## RECORDED DATA
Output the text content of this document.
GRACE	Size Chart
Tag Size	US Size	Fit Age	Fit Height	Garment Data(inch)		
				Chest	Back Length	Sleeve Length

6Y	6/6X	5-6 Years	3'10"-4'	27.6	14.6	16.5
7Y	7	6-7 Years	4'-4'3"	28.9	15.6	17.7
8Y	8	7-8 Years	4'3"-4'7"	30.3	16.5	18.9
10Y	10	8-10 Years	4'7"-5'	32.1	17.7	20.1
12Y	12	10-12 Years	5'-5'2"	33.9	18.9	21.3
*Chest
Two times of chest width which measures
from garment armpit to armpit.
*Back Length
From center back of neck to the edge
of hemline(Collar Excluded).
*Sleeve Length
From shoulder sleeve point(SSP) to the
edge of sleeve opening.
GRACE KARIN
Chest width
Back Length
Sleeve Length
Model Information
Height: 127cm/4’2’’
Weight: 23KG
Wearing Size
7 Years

## YOUR GOAL
Each line that holds the word "Height" is to be copied.

## RESULT OF THE EXERCISE
Tag Size	US Size	Fit Age	Fit Height	Garment Data(inch)		
Height: 127cm/4’2’’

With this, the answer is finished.